Directive
Transcribe every entry below word for word, but skip the pictures.

Source data

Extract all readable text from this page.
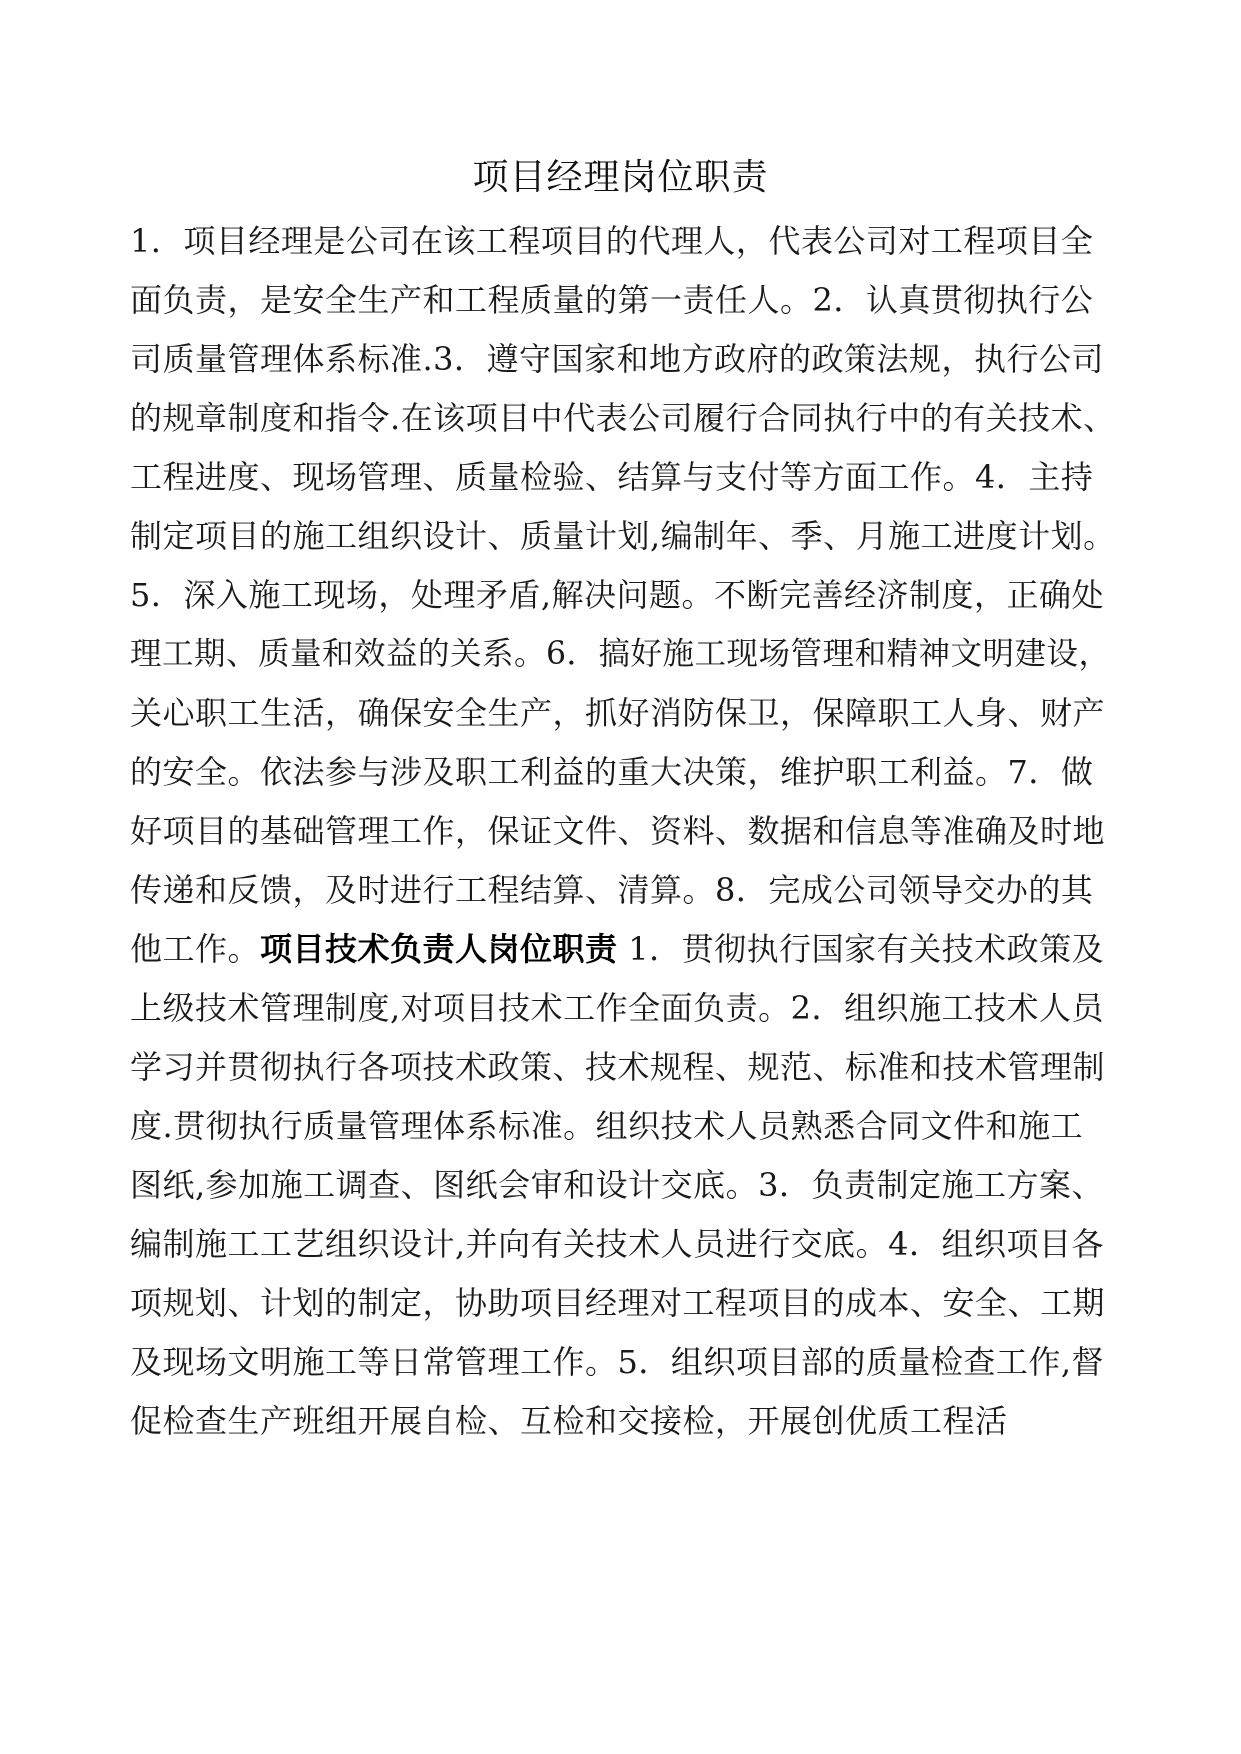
项目经理岗位职责
1．项目经理是公司在该工程项目的代理人，代表公司对工程项目全
面负责，是安全生产和工程质量的第一责任人。2．认真贯彻执行公
司质量管理体系标准.3．遵守国家和地方政府的政策法规，执行公司
的规章制度和指令.在该项目中代表公司履行合同执行中的有关技术、
工程进度、现场管理、质量检验、结算与支付等方面工作。4．主持
制定项目的施工组织设计、质量计划,编制年、季、月施工进度计划。
5．深入施工现场，处理矛盾,解决问题。不断完善经济制度，正确处
理工期、质量和效益的关系。6．搞好施工现场管理和精神文明建设，
关心职工生活，确保安全生产，抓好消防保卫，保障职工人身、财产
的安全。依法参与涉及职工利益的重大决策，维护职工利益。7．做
好项目的基础管理工作，保证文件、资料、数据和信息等准确及时地
传递和反馈，及时进行工程结算、清算。8．完成公司领导交办的其
他工作。项目技术负责人岗位职责 1．贯彻执行国家有关技术政策及
上级技术管理制度,对项目技术工作全面负责。2．组织施工技术人员
学习并贯彻执行各项技术政策、技术规程、规范、标准和技术管理制
度.贯彻执行质量管理体系标准。组织技术人员熟悉合同文件和施工
图纸,参加施工调查、图纸会审和设计交底。3．负责制定施工方案、
编制施工工艺组织设计,并向有关技术人员进行交底。4．组织项目各
项规划、计划的制定，协助项目经理对工程项目的成本、安全、工期
及现场文明施工等日常管理工作。5．组织项目部的质量检查工作,督
促检查生产班组开展自检、互检和交接检，开展创优质工程活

Solution to the exercise
Extract all readable text from this page.
项目经理岗位职责
1．项目经理是公司在该工程项目的代理人，代表公司对工程项目全
面负责，是安全生产和工程质量的第一责任人。2．认真贯彻执行公
司质量管理体系标准.3．遵守国家和地方政府的政策法规，执行公司
的规章制度和指令.在该项目中代表公司履行合同执行中的有关技术、
工程进度、现场管理、质量检验、结算与支付等方面工作。4．主持
制定项目的施工组织设计、质量计划,编制年、季、月施工进度计划。
5．深入施工现场，处理矛盾,解决问题。不断完善经济制度，正确处
理工期、质量和效益的关系。6．搞好施工现场管理和精神文明建设，
关心职工生活，确保安全生产，抓好消防保卫，保障职工人身、财产
的安全。依法参与涉及职工利益的重大决策，维护职工利益。7．做
好项目的基础管理工作，保证文件、资料、数据和信息等准确及时地
传递和反馈，及时进行工程结算、清算。8．完成公司领导交办的其
他工作。项目技术负责人岗位职责 1．贯彻执行国家有关技术政策及
上级技术管理制度,对项目技术工作全面负责。2．组织施工技术人员
学习并贯彻执行各项技术政策、技术规程、规范、标准和技术管理制
度.贯彻执行质量管理体系标准。组织技术人员熟悉合同文件和施工
图纸,参加施工调查、图纸会审和设计交底。3．负责制定施工方案、
编制施工工艺组织设计,并向有关技术人员进行交底。4．组织项目各
项规划、计划的制定，协助项目经理对工程项目的成本、安全、工期
及现场文明施工等日常管理工作。5．组织项目部的质量检查工作,督
促检查生产班组开展自检、互检和交接检，开展创优质工程活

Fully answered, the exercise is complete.